- YOUR GOAL:
Leave out the pictures and copy each record below exactly.

- DATA FOR THIS EXERCISE:
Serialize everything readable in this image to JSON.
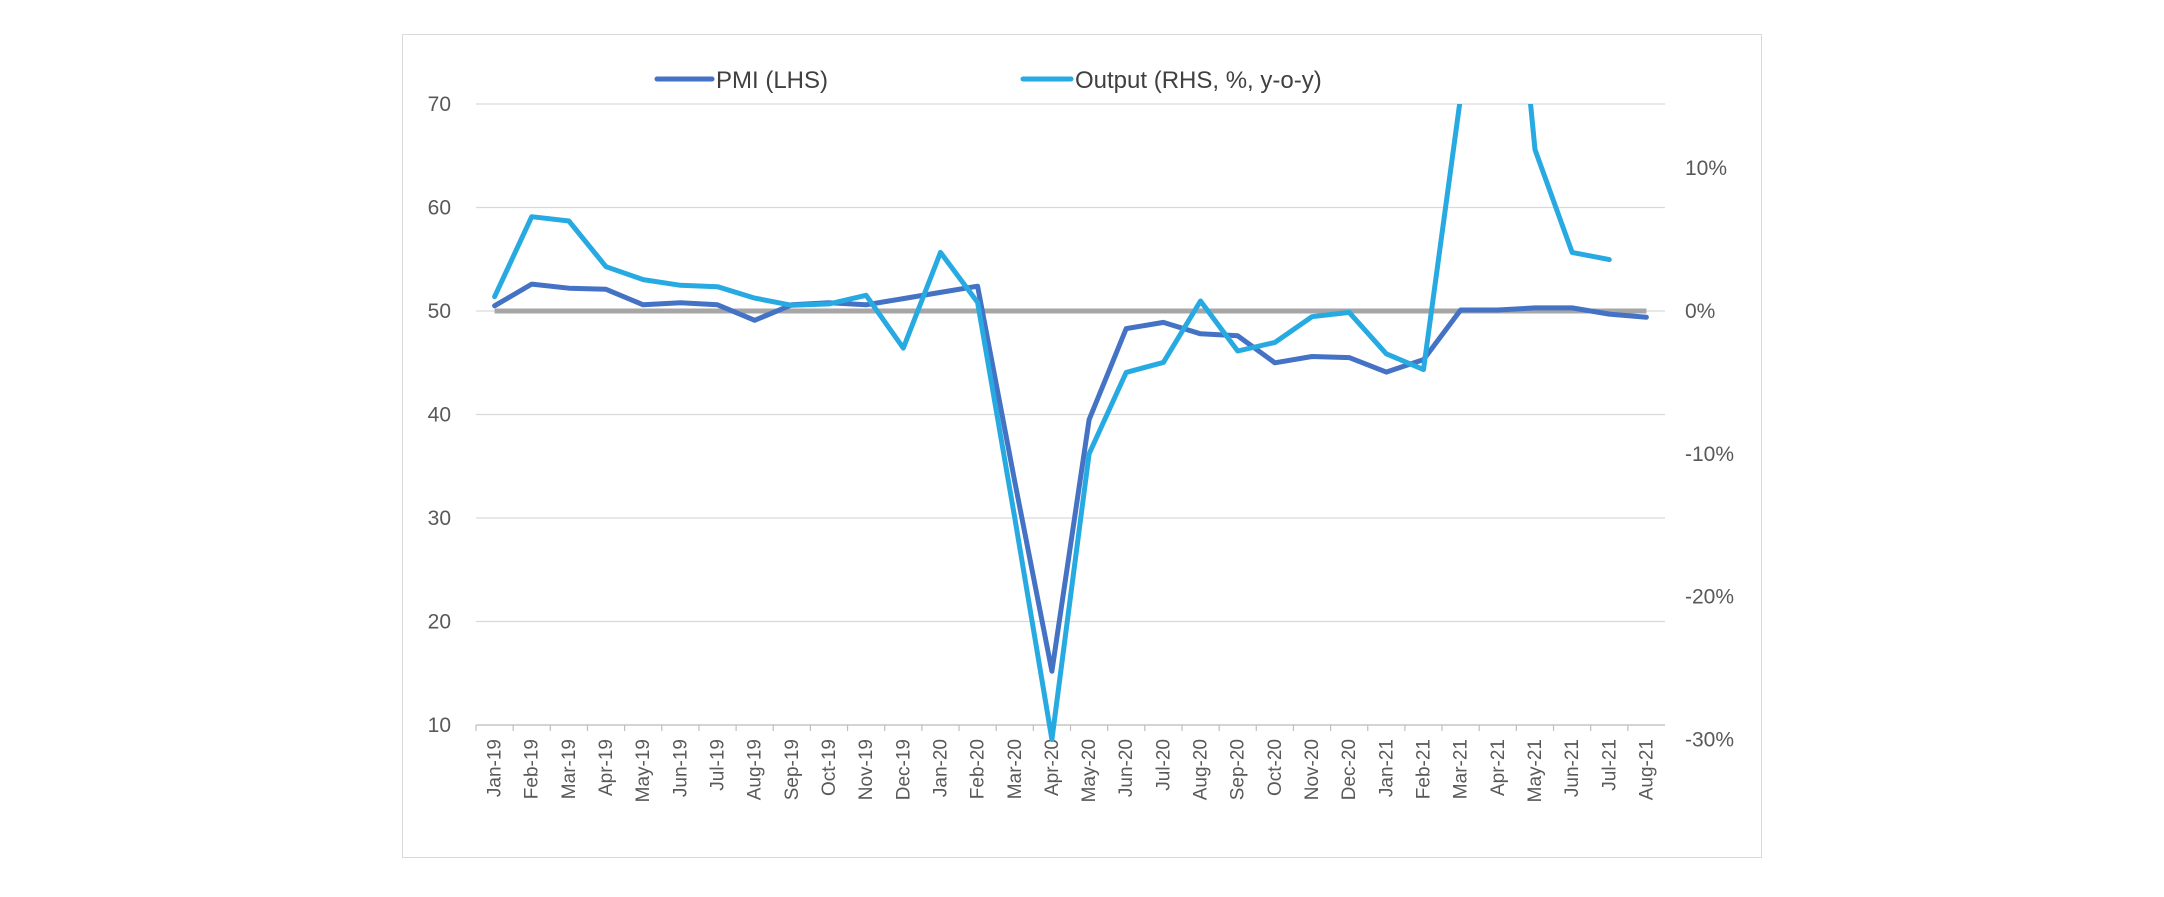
{
  "chart_data": {
    "type": "line",
    "categories": [
      "Jan-19",
      "Feb-19",
      "Mar-19",
      "Apr-19",
      "May-19",
      "Jun-19",
      "Jul-19",
      "Aug-19",
      "Sep-19",
      "Oct-19",
      "Nov-19",
      "Dec-19",
      "Jan-20",
      "Feb-20",
      "Mar-20",
      "Apr-20",
      "May-20",
      "Jun-20",
      "Jul-20",
      "Aug-20",
      "Sep-20",
      "Oct-20",
      "Nov-20",
      "Dec-20",
      "Jan-21",
      "Feb-21",
      "Mar-21",
      "Apr-21",
      "May-21",
      "Jun-21",
      "Jul-21",
      "Aug-21"
    ],
    "series": [
      {
        "name": "PMI (LHS)",
        "axis": "left",
        "color": "#4472C4",
        "values": [
          50.5,
          52.6,
          52.2,
          52.1,
          50.6,
          50.8,
          50.6,
          49.1,
          50.6,
          50.8,
          50.6,
          51.2,
          51.8,
          52.4,
          33.5,
          15.2,
          39.5,
          48.3,
          48.9,
          47.8,
          47.6,
          45.0,
          45.6,
          45.5,
          44.1,
          45.3,
          50.1,
          50.1,
          50.3,
          50.3,
          49.7,
          49.4
        ]
      },
      {
        "name": "Output (RHS, %, y-o-y)",
        "axis": "right",
        "color": "#27AAE1",
        "values": [
          1.0,
          6.6,
          6.3,
          3.1,
          2.2,
          1.8,
          1.7,
          0.9,
          0.4,
          0.5,
          1.1,
          -2.6,
          4.1,
          0.6,
          -14.5,
          -30.0,
          -10.0,
          -4.3,
          -3.6,
          0.7,
          -2.8,
          -2.2,
          -0.4,
          -0.1,
          -3.0,
          -4.1,
          15.0,
          null,
          11.3,
          4.1,
          3.6,
          null
        ],
        "offscale_note": "Line exceeds the top of the chart between Mar-21 and May-21"
      }
    ],
    "y_left": {
      "ylim": [
        10,
        70
      ],
      "ticks": [
        "10",
        "20",
        "30",
        "40",
        "50",
        "60",
        "70"
      ]
    },
    "y_right": {
      "ylim": [
        -30,
        15
      ],
      "ticks": [
        "-30%",
        "-20%",
        "-10%",
        "0%",
        "10%"
      ]
    },
    "reference_line": {
      "value_left": 50,
      "color": "#A6A6A6"
    },
    "title": "",
    "xlabel": "",
    "ylabel": "",
    "grid": true,
    "legend": {
      "position": "top",
      "items": [
        "PMI (LHS)",
        "Output (RHS, %, y-o-y)"
      ]
    }
  }
}
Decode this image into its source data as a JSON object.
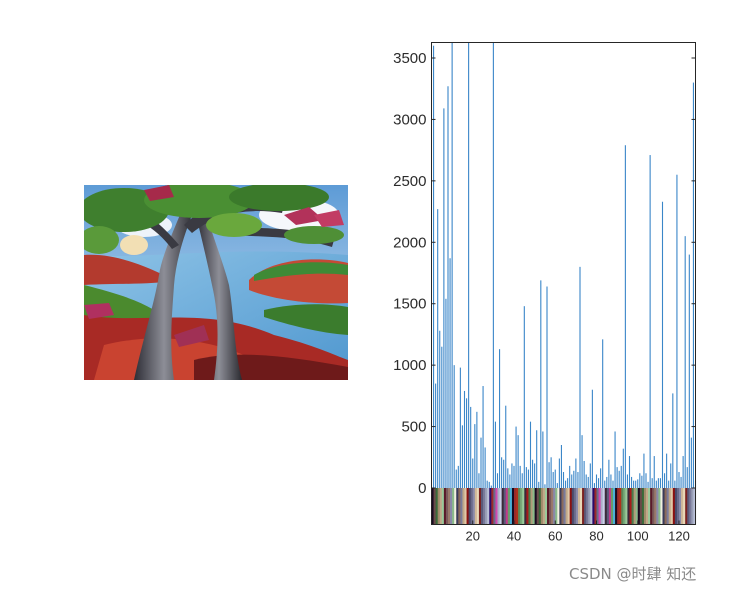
{
  "watermark": "CSDN @时肆 知还",
  "image_panel": {
    "subject": "painted landscape with trees, river and hills"
  },
  "chart_data": {
    "type": "bar",
    "title": "",
    "xlabel": "",
    "ylabel": "",
    "xlim": [
      0,
      128
    ],
    "ylim": [
      -300,
      3650
    ],
    "x_ticks": [
      20,
      40,
      60,
      80,
      100,
      120
    ],
    "y_ticks": [
      0,
      500,
      1000,
      1500,
      2000,
      2500,
      3000,
      3500
    ],
    "color": "#3a86c8",
    "colorbar": "indexed colormap of the image palette shown below the axis",
    "values": [
      3600,
      850,
      2270,
      1280,
      1150,
      3090,
      1540,
      3270,
      1870,
      3650,
      1000,
      150,
      180,
      980,
      510,
      790,
      730,
      3650,
      660,
      240,
      520,
      620,
      120,
      410,
      830,
      330,
      60,
      50,
      20,
      3650,
      540,
      120,
      1130,
      250,
      230,
      670,
      160,
      110,
      200,
      180,
      500,
      430,
      180,
      120,
      1480,
      170,
      150,
      540,
      230,
      200,
      470,
      50,
      1690,
      460,
      30,
      1640,
      210,
      250,
      130,
      150,
      40,
      240,
      350,
      130,
      60,
      80,
      180,
      110,
      140,
      240,
      130,
      1800,
      430,
      220,
      110,
      90,
      200,
      800,
      40,
      110,
      80,
      160,
      1210,
      60,
      90,
      230,
      110,
      60,
      460,
      170,
      140,
      180,
      320,
      2790,
      110,
      260,
      90,
      60,
      60,
      70,
      120,
      100,
      280,
      120,
      50,
      2710,
      80,
      260,
      60,
      80,
      80,
      2330,
      120,
      280,
      60,
      200,
      770,
      60,
      2550,
      130,
      90,
      260,
      2050,
      170,
      1900,
      410,
      3300,
      60
    ]
  }
}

- IN RESPONSE:
Serialize everything readable in this image to JSON.
{
  "chart_data": {
    "type": "line",
    "categories": [
      "Jan-19",
      "Feb-19",
      "Mar-19",
      "Apr-19",
      "May-19",
      "Jun-19",
      "Jul-19",
      "Aug-19",
      "Sep-19",
      "Oct-19",
      "Nov-19",
      "Dec-19",
      "Jan-20",
      "Feb-20",
      "Mar-20",
      "Apr-20",
      "May-20",
      "Jun-20",
      "Jul-20",
      "Aug-20",
      "Sep-20",
      "Oct-20",
      "Nov-20",
      "Dec-20",
      "Jan-21",
      "Feb-21",
      "Mar-21",
      "Apr-21",
      "May-21",
      "Jun-21",
      "Jul-21",
      "Aug-21"
    ],
    "series": [
      {
        "name": "PMI (LHS)",
        "axis": "left",
        "color": "#4472C4",
        "values": [
          50.5,
          52.6,
          52.2,
          52.1,
          50.6,
          50.8,
          50.6,
          49.1,
          50.6,
          50.8,
          50.6,
          51.2,
          51.8,
          52.4,
          33.5,
          15.2,
          39.5,
          48.3,
          48.9,
          47.8,
          47.6,
          45.0,
          45.6,
          45.5,
          44.1,
          45.3,
          50.1,
          50.1,
          50.3,
          50.3,
          49.7,
          49.4
        ]
      },
      {
        "name": "Output (RHS, %, y-o-y)",
        "axis": "right",
        "color": "#27AAE1",
        "values": [
          1.0,
          6.6,
          6.3,
          3.1,
          2.2,
          1.8,
          1.7,
          0.9,
          0.4,
          0.5,
          1.1,
          -2.6,
          4.1,
          0.6,
          -14.5,
          -30.0,
          -10.0,
          -4.3,
          -3.6,
          0.7,
          -2.8,
          -2.2,
          -0.4,
          -0.1,
          -3.0,
          -4.1,
          15.0,
          null,
          11.3,
          4.1,
          3.6,
          null
        ],
        "offscale_note": "Line exceeds the top of the chart between Mar-21 and May-21"
      }
    ],
    "y_left": {
      "ylim": [
        10,
        70
      ],
      "ticks": [
        "10",
        "20",
        "30",
        "40",
        "50",
        "60",
        "70"
      ]
    },
    "y_right": {
      "ylim": [
        -30,
        15
      ],
      "ticks": [
        "-30%",
        "-20%",
        "-10%",
        "0%",
        "10%"
      ]
    },
    "reference_line": {
      "value_left": 50,
      "color": "#A6A6A6"
    },
    "title": "",
    "xlabel": "",
    "ylabel": "",
    "grid": true,
    "legend": {
      "position": "top",
      "items": [
        "PMI (LHS)",
        "Output (RHS, %, y-o-y)"
      ]
    }
  }
}
Decode this image into its source data as a JSON object.
{
  "watermark": "CSDN @时肆 知还",
  "image_panel": {
    "subject": "painted landscape with trees, river and hills"
  },
  "chart_data": {
    "type": "bar",
    "title": "",
    "xlabel": "",
    "ylabel": "",
    "xlim": [
      0,
      128
    ],
    "ylim": [
      -300,
      3650
    ],
    "x_ticks": [
      20,
      40,
      60,
      80,
      100,
      120
    ],
    "y_ticks": [
      0,
      500,
      1000,
      1500,
      2000,
      2500,
      3000,
      3500
    ],
    "color": "#3a86c8",
    "colorbar": "indexed colormap of the image palette shown below the axis",
    "values": [
      3600,
      850,
      2270,
      1280,
      1150,
      3090,
      1540,
      3270,
      1870,
      3650,
      1000,
      150,
      180,
      980,
      510,
      790,
      730,
      3650,
      660,
      240,
      520,
      620,
      120,
      410,
      830,
      330,
      60,
      50,
      20,
      3650,
      540,
      120,
      1130,
      250,
      230,
      670,
      160,
      110,
      200,
      180,
      500,
      430,
      180,
      120,
      1480,
      170,
      150,
      540,
      230,
      200,
      470,
      50,
      1690,
      460,
      30,
      1640,
      210,
      250,
      130,
      150,
      40,
      240,
      350,
      130,
      60,
      80,
      180,
      110,
      140,
      240,
      130,
      1800,
      430,
      220,
      110,
      90,
      200,
      800,
      40,
      110,
      80,
      160,
      1210,
      60,
      90,
      230,
      110,
      60,
      460,
      170,
      140,
      180,
      320,
      2790,
      110,
      260,
      90,
      60,
      60,
      70,
      120,
      100,
      280,
      120,
      50,
      2710,
      80,
      260,
      60,
      80,
      80,
      2330,
      120,
      280,
      60,
      200,
      770,
      60,
      2550,
      130,
      90,
      260,
      2050,
      170,
      1900,
      410,
      3300,
      60
    ]
  }
}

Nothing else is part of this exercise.